What is asked:
Find the lines holding the word "体育学院" and collect them.

___

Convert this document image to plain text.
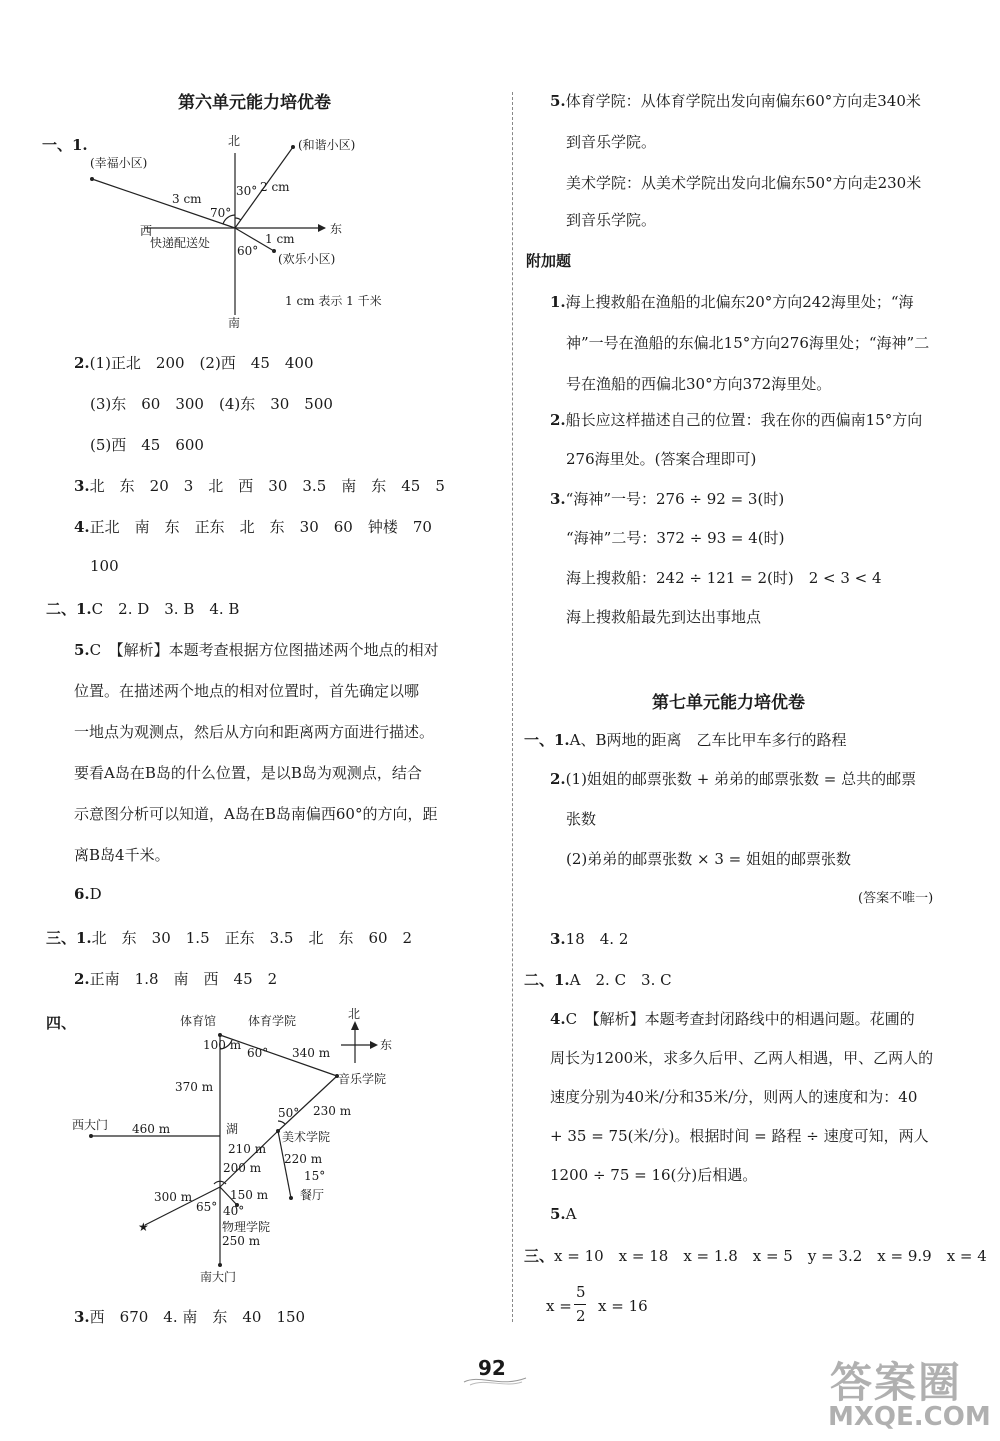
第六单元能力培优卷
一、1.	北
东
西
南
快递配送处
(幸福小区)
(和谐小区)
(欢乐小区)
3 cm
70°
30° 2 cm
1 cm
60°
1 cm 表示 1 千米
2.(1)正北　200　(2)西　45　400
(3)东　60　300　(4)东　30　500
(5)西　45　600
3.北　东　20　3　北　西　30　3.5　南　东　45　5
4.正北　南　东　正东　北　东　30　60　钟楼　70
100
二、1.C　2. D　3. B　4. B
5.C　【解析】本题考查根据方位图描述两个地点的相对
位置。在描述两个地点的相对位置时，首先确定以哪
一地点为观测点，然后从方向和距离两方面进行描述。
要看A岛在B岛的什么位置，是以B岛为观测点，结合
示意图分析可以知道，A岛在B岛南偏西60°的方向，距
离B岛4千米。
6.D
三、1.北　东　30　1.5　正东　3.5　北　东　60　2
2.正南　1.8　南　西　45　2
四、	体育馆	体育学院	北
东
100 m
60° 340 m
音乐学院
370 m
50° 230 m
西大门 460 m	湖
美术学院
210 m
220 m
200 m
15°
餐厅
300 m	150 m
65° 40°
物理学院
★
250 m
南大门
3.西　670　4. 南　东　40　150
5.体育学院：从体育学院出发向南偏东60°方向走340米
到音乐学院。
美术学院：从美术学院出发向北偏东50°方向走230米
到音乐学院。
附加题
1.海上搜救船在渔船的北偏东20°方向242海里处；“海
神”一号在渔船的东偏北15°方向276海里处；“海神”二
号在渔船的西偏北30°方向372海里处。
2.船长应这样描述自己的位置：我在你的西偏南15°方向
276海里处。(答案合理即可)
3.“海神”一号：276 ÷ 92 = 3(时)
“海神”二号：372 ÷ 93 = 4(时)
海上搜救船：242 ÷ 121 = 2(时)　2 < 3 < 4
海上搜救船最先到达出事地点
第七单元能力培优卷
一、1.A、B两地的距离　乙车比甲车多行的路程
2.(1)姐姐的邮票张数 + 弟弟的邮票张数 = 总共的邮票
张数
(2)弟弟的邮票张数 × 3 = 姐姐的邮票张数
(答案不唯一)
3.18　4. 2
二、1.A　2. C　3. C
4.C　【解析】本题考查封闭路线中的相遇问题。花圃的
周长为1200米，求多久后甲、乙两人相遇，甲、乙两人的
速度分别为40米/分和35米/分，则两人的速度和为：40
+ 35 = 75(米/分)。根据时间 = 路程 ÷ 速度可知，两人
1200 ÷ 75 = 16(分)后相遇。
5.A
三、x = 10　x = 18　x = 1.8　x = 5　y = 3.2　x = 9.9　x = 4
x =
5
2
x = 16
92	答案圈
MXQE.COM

___

Exercise response:
四、	体育馆	体育学院	北
5.体育学院：从体育学院出发向南偏东60°方向走340米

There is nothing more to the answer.